* START RAW DATA *

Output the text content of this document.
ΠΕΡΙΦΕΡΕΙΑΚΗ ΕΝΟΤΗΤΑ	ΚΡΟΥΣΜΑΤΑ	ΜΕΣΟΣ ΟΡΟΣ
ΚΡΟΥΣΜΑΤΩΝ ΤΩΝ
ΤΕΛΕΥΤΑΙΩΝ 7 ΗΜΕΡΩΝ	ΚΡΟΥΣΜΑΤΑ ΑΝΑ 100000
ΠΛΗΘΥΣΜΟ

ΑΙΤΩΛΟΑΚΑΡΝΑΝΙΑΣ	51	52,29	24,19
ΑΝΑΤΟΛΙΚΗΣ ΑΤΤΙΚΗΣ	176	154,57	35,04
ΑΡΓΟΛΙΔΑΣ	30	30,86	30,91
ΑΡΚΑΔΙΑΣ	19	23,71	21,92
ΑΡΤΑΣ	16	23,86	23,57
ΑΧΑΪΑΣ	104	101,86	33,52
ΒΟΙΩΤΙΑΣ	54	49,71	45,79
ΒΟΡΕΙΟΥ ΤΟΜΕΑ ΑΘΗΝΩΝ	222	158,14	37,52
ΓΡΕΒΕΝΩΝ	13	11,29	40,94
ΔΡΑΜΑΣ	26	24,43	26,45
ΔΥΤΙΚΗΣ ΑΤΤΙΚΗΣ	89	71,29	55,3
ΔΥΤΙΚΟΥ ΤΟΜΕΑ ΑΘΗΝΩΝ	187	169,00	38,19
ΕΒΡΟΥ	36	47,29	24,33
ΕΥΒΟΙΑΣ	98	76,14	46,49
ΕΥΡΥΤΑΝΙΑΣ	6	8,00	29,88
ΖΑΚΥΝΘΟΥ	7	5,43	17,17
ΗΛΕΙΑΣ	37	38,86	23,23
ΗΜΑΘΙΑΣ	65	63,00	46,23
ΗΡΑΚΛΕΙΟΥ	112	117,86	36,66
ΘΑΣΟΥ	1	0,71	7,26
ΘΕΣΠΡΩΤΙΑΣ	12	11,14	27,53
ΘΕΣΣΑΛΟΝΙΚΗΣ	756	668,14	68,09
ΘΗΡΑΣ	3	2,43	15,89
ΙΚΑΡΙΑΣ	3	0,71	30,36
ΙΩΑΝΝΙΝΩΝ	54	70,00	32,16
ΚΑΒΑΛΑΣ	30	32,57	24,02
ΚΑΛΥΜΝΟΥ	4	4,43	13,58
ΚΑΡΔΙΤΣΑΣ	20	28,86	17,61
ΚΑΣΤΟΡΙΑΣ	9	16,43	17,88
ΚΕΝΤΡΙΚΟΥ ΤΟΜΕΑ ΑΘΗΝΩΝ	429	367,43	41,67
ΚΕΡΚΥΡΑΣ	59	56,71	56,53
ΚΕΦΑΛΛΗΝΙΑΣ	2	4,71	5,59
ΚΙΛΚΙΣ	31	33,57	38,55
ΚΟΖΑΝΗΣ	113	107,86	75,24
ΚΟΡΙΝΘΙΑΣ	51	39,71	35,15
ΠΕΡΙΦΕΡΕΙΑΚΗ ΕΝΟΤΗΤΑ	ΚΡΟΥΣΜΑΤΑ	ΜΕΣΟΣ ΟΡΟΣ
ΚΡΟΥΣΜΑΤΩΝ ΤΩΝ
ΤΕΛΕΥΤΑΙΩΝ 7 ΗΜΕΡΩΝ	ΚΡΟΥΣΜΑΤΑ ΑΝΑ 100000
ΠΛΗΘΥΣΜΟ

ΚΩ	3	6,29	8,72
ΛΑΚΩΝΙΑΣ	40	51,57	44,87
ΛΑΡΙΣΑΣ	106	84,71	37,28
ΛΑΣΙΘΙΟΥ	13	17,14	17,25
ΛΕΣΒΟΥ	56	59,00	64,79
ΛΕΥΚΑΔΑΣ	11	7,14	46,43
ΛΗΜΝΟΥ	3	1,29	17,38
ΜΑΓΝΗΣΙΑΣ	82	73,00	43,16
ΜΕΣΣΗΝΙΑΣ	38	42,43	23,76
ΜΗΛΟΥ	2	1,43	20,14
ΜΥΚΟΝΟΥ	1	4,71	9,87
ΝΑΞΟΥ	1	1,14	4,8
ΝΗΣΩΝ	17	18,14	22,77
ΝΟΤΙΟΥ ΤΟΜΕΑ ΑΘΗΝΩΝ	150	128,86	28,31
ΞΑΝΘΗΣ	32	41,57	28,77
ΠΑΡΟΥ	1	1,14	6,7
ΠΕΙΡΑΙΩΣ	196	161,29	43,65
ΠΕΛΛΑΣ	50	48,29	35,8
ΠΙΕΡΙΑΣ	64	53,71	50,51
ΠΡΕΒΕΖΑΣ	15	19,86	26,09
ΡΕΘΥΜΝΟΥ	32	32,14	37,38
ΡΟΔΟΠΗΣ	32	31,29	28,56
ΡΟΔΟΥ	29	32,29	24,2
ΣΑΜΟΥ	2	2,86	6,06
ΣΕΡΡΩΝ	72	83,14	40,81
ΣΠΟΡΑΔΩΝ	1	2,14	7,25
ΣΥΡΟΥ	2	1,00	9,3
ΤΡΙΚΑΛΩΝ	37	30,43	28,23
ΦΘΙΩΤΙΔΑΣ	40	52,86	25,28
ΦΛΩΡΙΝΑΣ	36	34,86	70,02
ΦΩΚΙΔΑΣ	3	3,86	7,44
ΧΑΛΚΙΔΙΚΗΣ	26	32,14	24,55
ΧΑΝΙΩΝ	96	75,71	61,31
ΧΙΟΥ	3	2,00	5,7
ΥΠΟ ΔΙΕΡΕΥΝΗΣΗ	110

* END RAW DATA *

WHAT THE TASK REQUIRES:
Tell how many lines contain the word "ΑΘΗΝΩΝ", using only the number.

TASK ANSWER:
4